Task description - Go through the listing and pick out each line with the word "JSON" in it.

Supplied material -
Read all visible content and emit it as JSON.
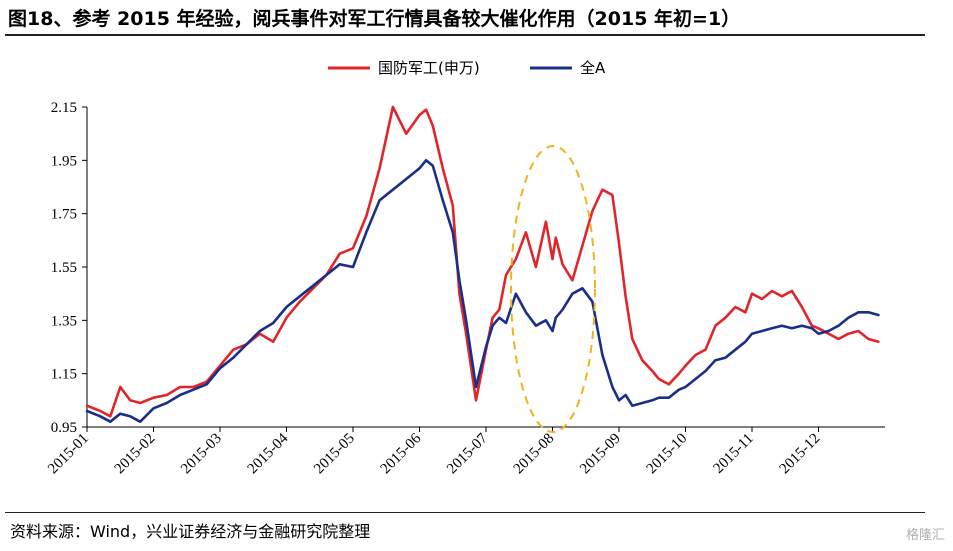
{
  "title": "图18、参考 2015 年经验，阅兵事件对军工行情具备较大催化作用（2015 年初=1）",
  "source": "资料来源：Wind，兴业证券经济与金融研究院整理",
  "watermark": "格隆汇",
  "chart_data": {
    "type": "line",
    "title": "",
    "xlabel": "",
    "ylabel": "",
    "ylim": [
      0.95,
      2.15
    ],
    "yticks": [
      "0.95",
      "1.15",
      "1.35",
      "1.55",
      "1.75",
      "1.95",
      "2.15"
    ],
    "xticks": [
      "2015-01",
      "2015-02",
      "2015-03",
      "2015-04",
      "2015-05",
      "2015-06",
      "2015-07",
      "2015-08",
      "2015-09",
      "2015-10",
      "2015-11",
      "2015-12"
    ],
    "legend_position": "top-center",
    "annotation": "dashed orange ellipse highlighting July–August 2015",
    "x_months": [
      0.0,
      0.2,
      0.35,
      0.5,
      0.65,
      0.8,
      1.0,
      1.2,
      1.4,
      1.6,
      1.8,
      2.0,
      2.2,
      2.4,
      2.6,
      2.8,
      3.0,
      3.2,
      3.4,
      3.6,
      3.8,
      4.0,
      4.2,
      4.4,
      4.6,
      4.8,
      5.0,
      5.1,
      5.2,
      5.35,
      5.5,
      5.6,
      5.7,
      5.85,
      6.0,
      6.1,
      6.2,
      6.3,
      6.45,
      6.6,
      6.75,
      6.9,
      7.0,
      7.05,
      7.15,
      7.3,
      7.45,
      7.6,
      7.75,
      7.9,
      8.0,
      8.1,
      8.2,
      8.35,
      8.5,
      8.6,
      8.75,
      8.9,
      9.0,
      9.15,
      9.3,
      9.45,
      9.6,
      9.75,
      9.9,
      10.0,
      10.15,
      10.3,
      10.45,
      10.6,
      10.75,
      10.9,
      11.0,
      11.15,
      11.3,
      11.45,
      11.6,
      11.75,
      11.9
    ],
    "series": [
      {
        "name": "国防军工(申万)",
        "color": "#e0262a",
        "values": [
          1.03,
          1.01,
          0.99,
          1.1,
          1.05,
          1.04,
          1.06,
          1.07,
          1.1,
          1.1,
          1.12,
          1.18,
          1.24,
          1.26,
          1.3,
          1.27,
          1.36,
          1.42,
          1.47,
          1.52,
          1.6,
          1.62,
          1.74,
          1.92,
          2.15,
          2.05,
          2.12,
          2.14,
          2.08,
          1.92,
          1.78,
          1.45,
          1.3,
          1.05,
          1.24,
          1.36,
          1.39,
          1.52,
          1.58,
          1.68,
          1.55,
          1.72,
          1.58,
          1.66,
          1.56,
          1.5,
          1.63,
          1.76,
          1.84,
          1.82,
          1.64,
          1.44,
          1.28,
          1.2,
          1.16,
          1.13,
          1.11,
          1.15,
          1.18,
          1.22,
          1.24,
          1.33,
          1.36,
          1.4,
          1.38,
          1.45,
          1.43,
          1.46,
          1.44,
          1.46,
          1.4,
          1.33,
          1.32,
          1.3,
          1.28,
          1.3,
          1.31,
          1.28,
          1.27
        ]
      },
      {
        "name": "全A",
        "color": "#1a2f8a",
        "values": [
          1.01,
          0.99,
          0.97,
          1.0,
          0.99,
          0.97,
          1.02,
          1.04,
          1.07,
          1.09,
          1.11,
          1.17,
          1.21,
          1.26,
          1.31,
          1.34,
          1.4,
          1.44,
          1.48,
          1.52,
          1.56,
          1.55,
          1.68,
          1.8,
          1.84,
          1.88,
          1.92,
          1.95,
          1.93,
          1.8,
          1.68,
          1.5,
          1.35,
          1.1,
          1.25,
          1.33,
          1.36,
          1.34,
          1.45,
          1.38,
          1.33,
          1.35,
          1.31,
          1.36,
          1.39,
          1.45,
          1.47,
          1.42,
          1.22,
          1.1,
          1.05,
          1.07,
          1.03,
          1.04,
          1.05,
          1.06,
          1.06,
          1.09,
          1.1,
          1.13,
          1.16,
          1.2,
          1.21,
          1.24,
          1.27,
          1.3,
          1.31,
          1.32,
          1.33,
          1.32,
          1.33,
          1.32,
          1.3,
          1.31,
          1.33,
          1.36,
          1.38,
          1.38,
          1.37
        ]
      }
    ]
  }
}
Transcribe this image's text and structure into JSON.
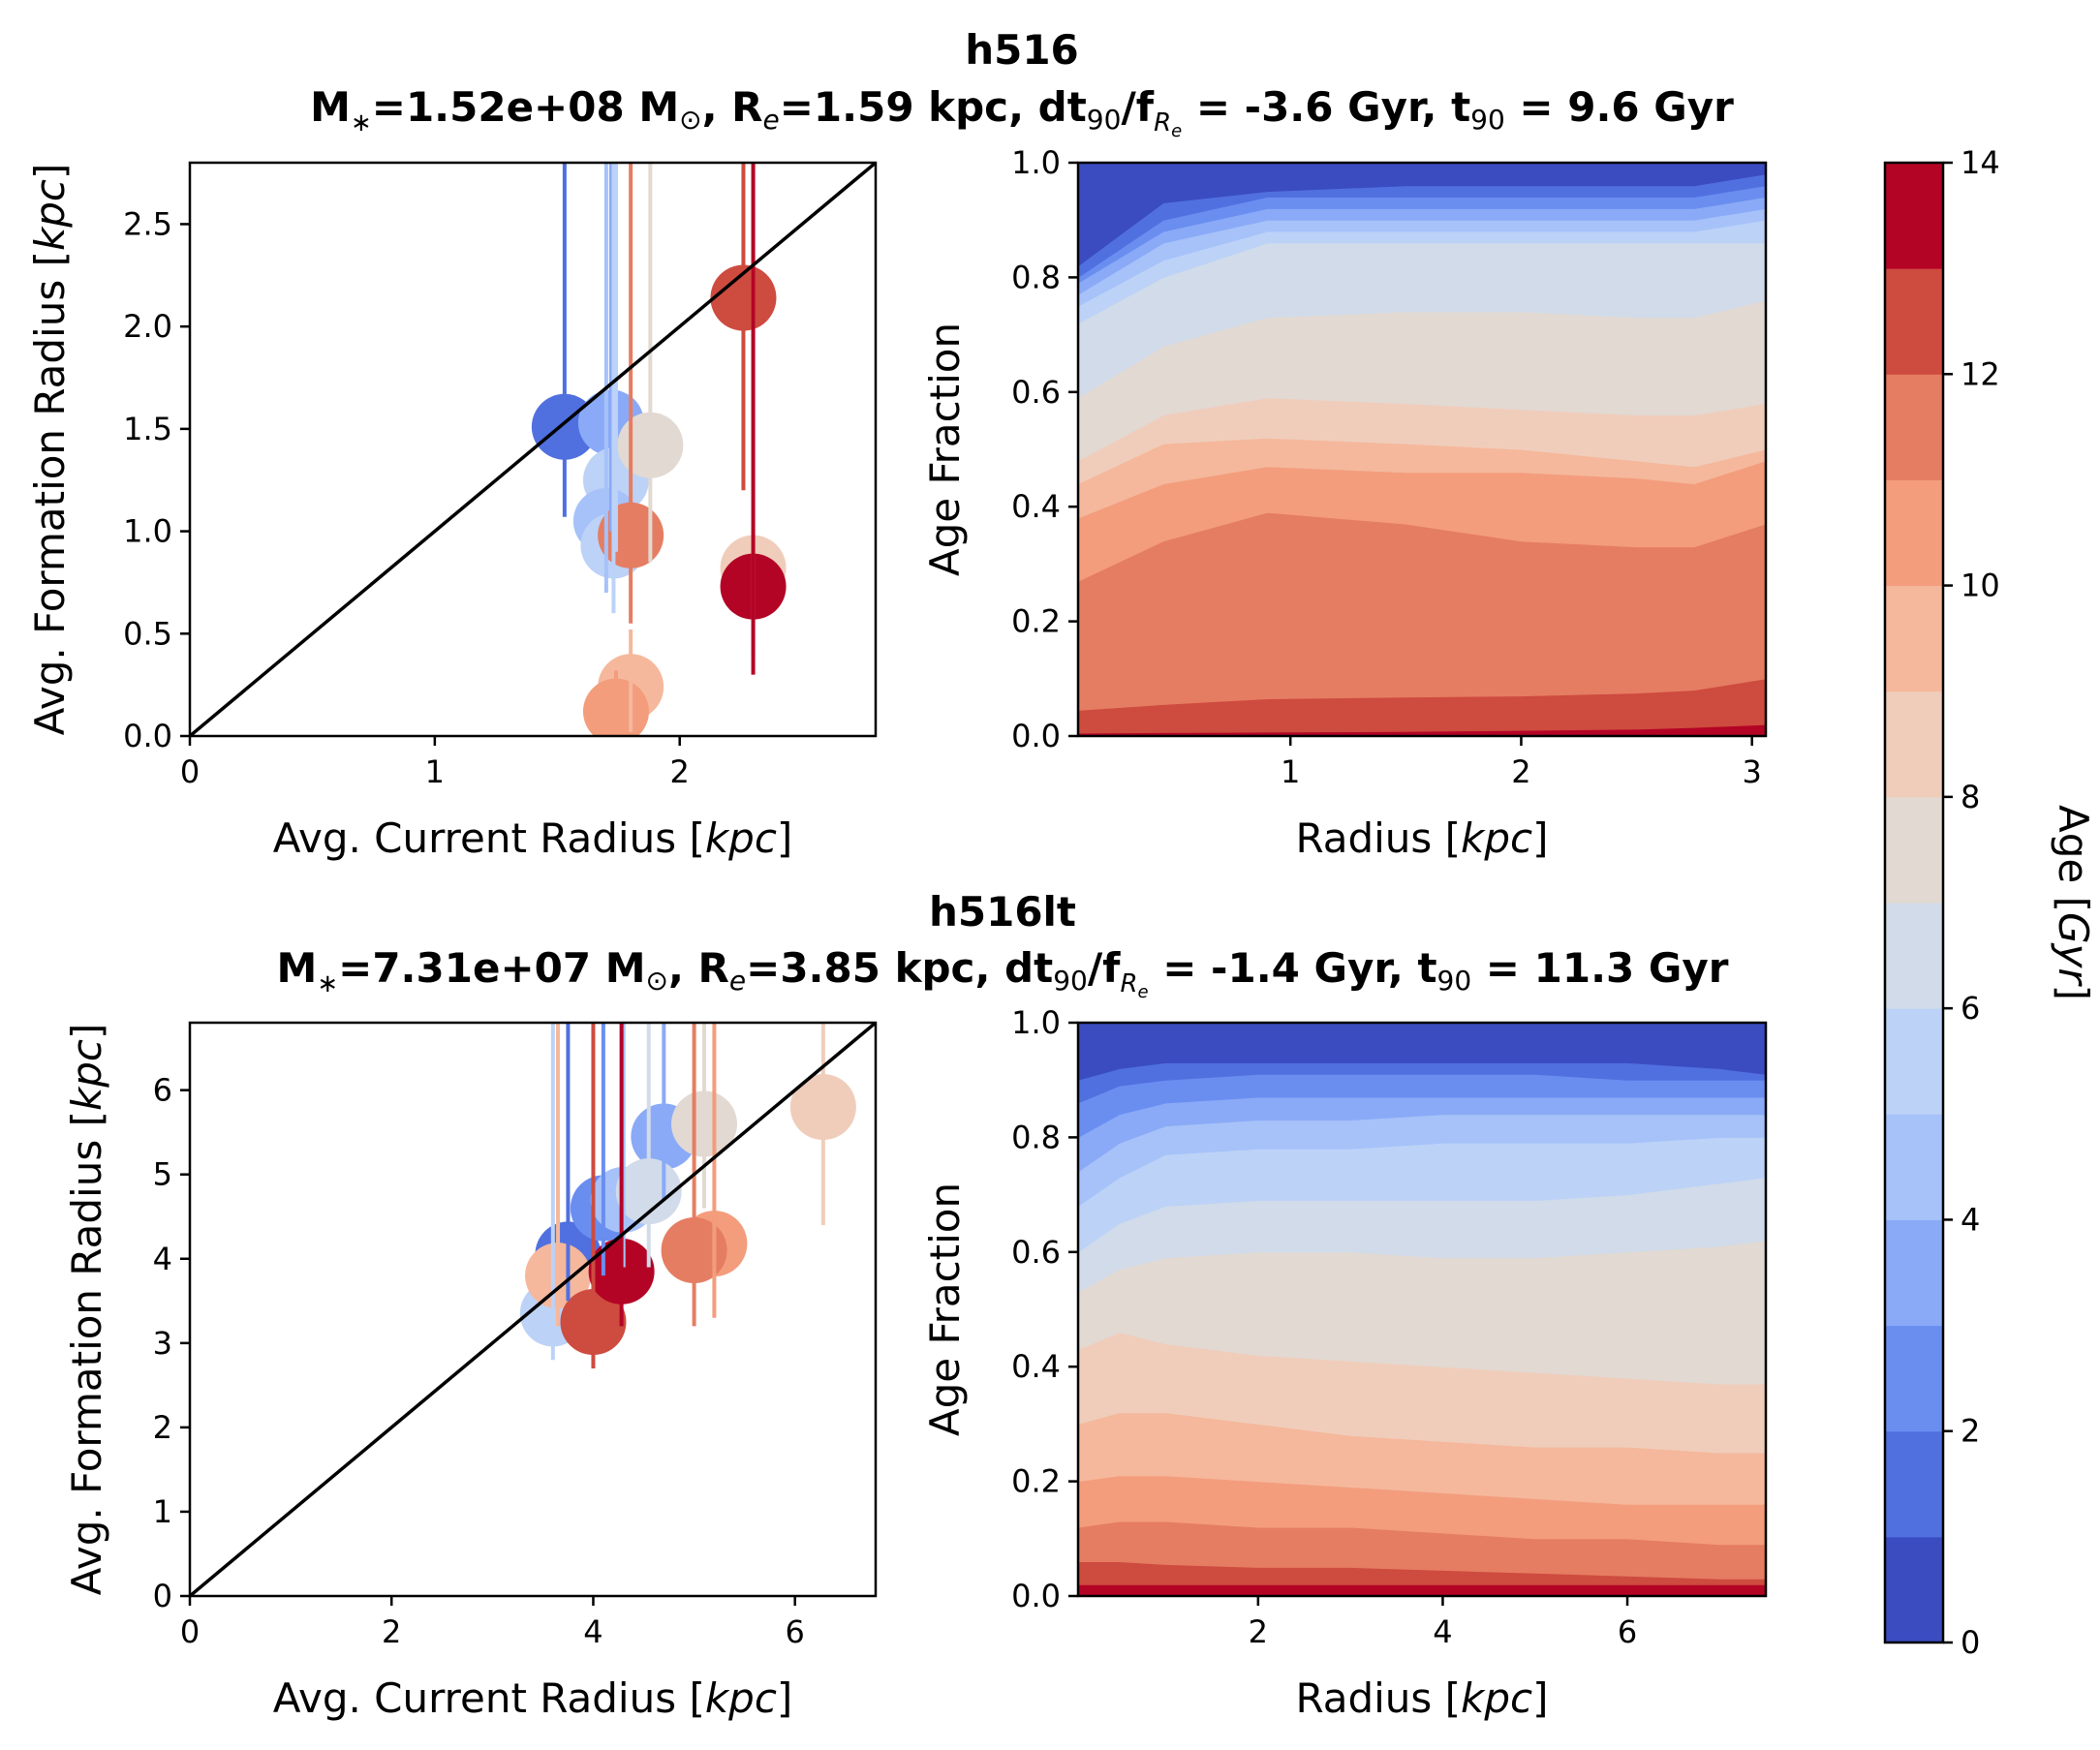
{
  "colors": {
    "levels": [
      "#3b4cc0",
      "#5070e0",
      "#6a8ef0",
      "#8aaaf7",
      "#a6c2f9",
      "#bcd2f7",
      "#d1dbe9",
      "#e2d9d2",
      "#f0cdbb",
      "#f5b89c",
      "#f39d7d",
      "#e57d62",
      "#ce4b3f",
      "#b40426"
    ],
    "diag": "#000000"
  },
  "chart_data": [
    {
      "type": "scatter",
      "panel": "top-left",
      "title": "h516",
      "subtitle": "M∗=1.52e+08 M⊙, Re=1.59 kpc, dt90/fRe=-3.6 Gyr, t90=9.6 Gyr",
      "subtitle_parts": {
        "m_sym": "M",
        "m_sub": "∗",
        "m_eq": "=1.52e+08 M",
        "m_sun": "⊙",
        "r_sym": ", R",
        "r_sub": "e",
        "r_val": "=1.59 kpc, dt",
        "t_sub": "90",
        "f_sym": "/f",
        "f_sub": "R",
        "f_subsub": "e",
        "dt_val": " = -3.6 Gyr, t",
        "t90_sub": "90",
        "t90_val": " = 9.6 Gyr"
      },
      "xlabel": "Avg. Current Radius [",
      "xlabel_unit": "kpc",
      "ylabel": "Avg. Formation Radius [",
      "ylabel_unit": "kpc",
      "label_close": "]",
      "xlim": [
        0,
        2.8
      ],
      "ylim": [
        0,
        2.8
      ],
      "xticks": [
        "0",
        "1",
        "2"
      ],
      "xtick_values": [
        0,
        1,
        2
      ],
      "yticks": [
        "0.0",
        "0.5",
        "1.0",
        "1.5",
        "2.0",
        "2.5"
      ],
      "ytick_values": [
        0,
        0.5,
        1.0,
        1.5,
        2.0,
        2.5
      ],
      "points": [
        {
          "x": 1.53,
          "y": 1.51,
          "ylo": 1.07,
          "yhi": 2.8,
          "age": 1.5
        },
        {
          "x": 1.72,
          "y": 1.53,
          "ylo": 1.0,
          "yhi": 2.8,
          "age": 3.5
        },
        {
          "x": 1.74,
          "y": 1.25,
          "ylo": 0.9,
          "yhi": 2.8,
          "age": 5.5
        },
        {
          "x": 1.7,
          "y": 1.05,
          "ylo": 0.7,
          "yhi": 2.8,
          "age": 4.5
        },
        {
          "x": 1.73,
          "y": 0.93,
          "ylo": 0.6,
          "yhi": 2.8,
          "age": 5.8
        },
        {
          "x": 1.88,
          "y": 1.42,
          "ylo": 0.85,
          "yhi": 2.8,
          "age": 7.5
        },
        {
          "x": 1.8,
          "y": 0.98,
          "ylo": 0.55,
          "yhi": 2.8,
          "age": 11.5
        },
        {
          "x": 2.26,
          "y": 2.14,
          "ylo": 1.2,
          "yhi": 2.8,
          "age": 12.5
        },
        {
          "x": 2.3,
          "y": 0.82,
          "ylo": 0.4,
          "yhi": 2.8,
          "age": 8.5
        },
        {
          "x": 2.3,
          "y": 0.73,
          "ylo": 0.3,
          "yhi": 2.8,
          "age": 13.5
        },
        {
          "x": 1.8,
          "y": 0.24,
          "ylo": 0.02,
          "yhi": 0.52,
          "age": 9.2
        },
        {
          "x": 1.74,
          "y": 0.12,
          "ylo": 0.0,
          "yhi": 0.32,
          "age": 10.4
        }
      ]
    },
    {
      "type": "area",
      "panel": "top-right",
      "xlabel": "Radius [",
      "xlabel_unit": "kpc",
      "ylabel": "Age Fraction",
      "label_close": "]",
      "xlim": [
        0.08,
        3.06
      ],
      "ylim": [
        0,
        1
      ],
      "xticks": [
        "1",
        "2",
        "3"
      ],
      "xtick_values": [
        1,
        2,
        3
      ],
      "yticks": [
        "0.0",
        "0.2",
        "0.4",
        "0.6",
        "0.8",
        "1.0"
      ],
      "ytick_values": [
        0,
        0.2,
        0.4,
        0.6,
        0.8,
        1.0
      ],
      "x": [
        0.08,
        0.45,
        0.9,
        1.5,
        2.0,
        2.5,
        2.75,
        3.06
      ],
      "boundaries": [
        [
          0.005,
          0.006,
          0.007,
          0.008,
          0.01,
          0.012,
          0.015,
          0.02
        ],
        [
          0.045,
          0.055,
          0.065,
          0.068,
          0.07,
          0.075,
          0.08,
          0.1
        ],
        [
          0.27,
          0.34,
          0.39,
          0.37,
          0.34,
          0.33,
          0.33,
          0.37
        ],
        [
          0.38,
          0.44,
          0.47,
          0.46,
          0.46,
          0.45,
          0.44,
          0.48
        ],
        [
          0.44,
          0.51,
          0.52,
          0.51,
          0.5,
          0.48,
          0.47,
          0.5
        ],
        [
          0.48,
          0.56,
          0.59,
          0.58,
          0.57,
          0.56,
          0.56,
          0.58
        ],
        [
          0.59,
          0.68,
          0.73,
          0.74,
          0.74,
          0.73,
          0.73,
          0.76
        ],
        [
          0.72,
          0.8,
          0.86,
          0.86,
          0.86,
          0.86,
          0.86,
          0.86
        ],
        [
          0.75,
          0.83,
          0.88,
          0.88,
          0.88,
          0.88,
          0.88,
          0.9
        ],
        [
          0.77,
          0.86,
          0.9,
          0.9,
          0.9,
          0.9,
          0.9,
          0.92
        ],
        [
          0.79,
          0.88,
          0.92,
          0.92,
          0.92,
          0.92,
          0.92,
          0.94
        ],
        [
          0.8,
          0.9,
          0.94,
          0.94,
          0.94,
          0.94,
          0.94,
          0.96
        ],
        [
          0.82,
          0.93,
          0.95,
          0.96,
          0.96,
          0.96,
          0.96,
          0.98
        ]
      ]
    },
    {
      "type": "scatter",
      "panel": "bottom-left",
      "title": "h516lt",
      "subtitle": "M∗=7.31e+07 M⊙, Re=3.85 kpc, dt90/fRe=-1.4 Gyr, t90=11.3 Gyr",
      "subtitle_parts": {
        "m_sym": "M",
        "m_sub": "∗",
        "m_eq": "=7.31e+07 M",
        "m_sun": "⊙",
        "r_sym": ", R",
        "r_sub": "e",
        "r_val": "=3.85 kpc, dt",
        "t_sub": "90",
        "f_sym": "/f",
        "f_sub": "R",
        "f_subsub": "e",
        "dt_val": " = -1.4 Gyr, t",
        "t90_sub": "90",
        "t90_val": " = 11.3 Gyr"
      },
      "xlabel": "Avg. Current Radius [",
      "xlabel_unit": "kpc",
      "ylabel": "Avg. Formation Radius [",
      "ylabel_unit": "kpc",
      "label_close": "]",
      "xlim": [
        0,
        6.8
      ],
      "ylim": [
        0,
        6.8
      ],
      "xticks": [
        "0",
        "2",
        "4",
        "6"
      ],
      "xtick_values": [
        0,
        2,
        4,
        6
      ],
      "yticks": [
        "0",
        "1",
        "2",
        "3",
        "4",
        "5",
        "6"
      ],
      "ytick_values": [
        0,
        1,
        2,
        3,
        4,
        5,
        6
      ],
      "points": [
        {
          "x": 3.75,
          "y": 4.05,
          "ylo": 3.5,
          "yhi": 6.8,
          "age": 1.5
        },
        {
          "x": 4.1,
          "y": 4.6,
          "ylo": 3.8,
          "yhi": 6.8,
          "age": 2.5
        },
        {
          "x": 4.7,
          "y": 5.45,
          "ylo": 4.7,
          "yhi": 6.8,
          "age": 3.5
        },
        {
          "x": 4.3,
          "y": 4.7,
          "ylo": 3.9,
          "yhi": 6.8,
          "age": 4.5
        },
        {
          "x": 3.6,
          "y": 3.35,
          "ylo": 2.8,
          "yhi": 6.8,
          "age": 5.5
        },
        {
          "x": 4.55,
          "y": 4.8,
          "ylo": 3.9,
          "yhi": 6.8,
          "age": 6.5
        },
        {
          "x": 5.1,
          "y": 5.6,
          "ylo": 4.6,
          "yhi": 6.8,
          "age": 7.5
        },
        {
          "x": 6.28,
          "y": 5.8,
          "ylo": 4.4,
          "yhi": 6.8,
          "age": 8.5
        },
        {
          "x": 3.65,
          "y": 3.8,
          "ylo": 3.2,
          "yhi": 6.8,
          "age": 9.5
        },
        {
          "x": 5.2,
          "y": 4.18,
          "ylo": 3.3,
          "yhi": 6.8,
          "age": 10.5
        },
        {
          "x": 5.0,
          "y": 4.1,
          "ylo": 3.2,
          "yhi": 6.8,
          "age": 11.5
        },
        {
          "x": 4.0,
          "y": 3.25,
          "ylo": 2.7,
          "yhi": 6.8,
          "age": 12.5
        },
        {
          "x": 4.28,
          "y": 3.85,
          "ylo": 3.2,
          "yhi": 6.8,
          "age": 13.5
        }
      ]
    },
    {
      "type": "area",
      "panel": "bottom-right",
      "xlabel": "Radius [",
      "xlabel_unit": "kpc",
      "ylabel": "Age Fraction",
      "label_close": "]",
      "xlim": [
        0.05,
        7.5
      ],
      "ylim": [
        0,
        1
      ],
      "xticks": [
        "2",
        "4",
        "6"
      ],
      "xtick_values": [
        2,
        4,
        6
      ],
      "yticks": [
        "0.0",
        "0.2",
        "0.4",
        "0.6",
        "0.8",
        "1.0"
      ],
      "ytick_values": [
        0,
        0.2,
        0.4,
        0.6,
        0.8,
        1.0
      ],
      "x": [
        0.05,
        0.5,
        1.0,
        2.0,
        3.0,
        4.0,
        5.0,
        6.0,
        7.0,
        7.5
      ],
      "boundaries": [
        [
          0.02,
          0.02,
          0.02,
          0.02,
          0.02,
          0.02,
          0.02,
          0.02,
          0.02,
          0.02
        ],
        [
          0.06,
          0.06,
          0.055,
          0.05,
          0.05,
          0.045,
          0.04,
          0.035,
          0.03,
          0.03
        ],
        [
          0.12,
          0.13,
          0.13,
          0.12,
          0.12,
          0.11,
          0.1,
          0.1,
          0.09,
          0.09
        ],
        [
          0.2,
          0.21,
          0.21,
          0.2,
          0.19,
          0.18,
          0.17,
          0.16,
          0.16,
          0.16
        ],
        [
          0.3,
          0.32,
          0.32,
          0.3,
          0.28,
          0.27,
          0.26,
          0.26,
          0.25,
          0.25
        ],
        [
          0.43,
          0.46,
          0.44,
          0.42,
          0.41,
          0.4,
          0.39,
          0.38,
          0.37,
          0.37
        ],
        [
          0.53,
          0.57,
          0.59,
          0.6,
          0.6,
          0.59,
          0.59,
          0.6,
          0.61,
          0.62
        ],
        [
          0.6,
          0.65,
          0.68,
          0.69,
          0.69,
          0.69,
          0.69,
          0.7,
          0.72,
          0.73
        ],
        [
          0.68,
          0.73,
          0.77,
          0.78,
          0.78,
          0.79,
          0.79,
          0.79,
          0.8,
          0.8
        ],
        [
          0.74,
          0.79,
          0.82,
          0.83,
          0.83,
          0.84,
          0.84,
          0.84,
          0.84,
          0.84
        ],
        [
          0.8,
          0.84,
          0.86,
          0.87,
          0.87,
          0.87,
          0.87,
          0.87,
          0.87,
          0.87
        ],
        [
          0.86,
          0.89,
          0.9,
          0.91,
          0.91,
          0.91,
          0.91,
          0.9,
          0.9,
          0.9
        ],
        [
          0.9,
          0.92,
          0.93,
          0.93,
          0.93,
          0.93,
          0.93,
          0.93,
          0.92,
          0.91
        ]
      ]
    },
    {
      "type": "colorbar",
      "panel": "right",
      "label": "Age [",
      "label_unit": "Gyr",
      "label_close": "]",
      "range": [
        0,
        14
      ],
      "ticks": [
        "0",
        "2",
        "4",
        "6",
        "8",
        "10",
        "12",
        "14"
      ],
      "tick_values": [
        0,
        2,
        4,
        6,
        8,
        10,
        12,
        14
      ]
    }
  ]
}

Expected answer -
Read all visible content and emit it as JSON.
Transcribe this image's text and structure into JSON.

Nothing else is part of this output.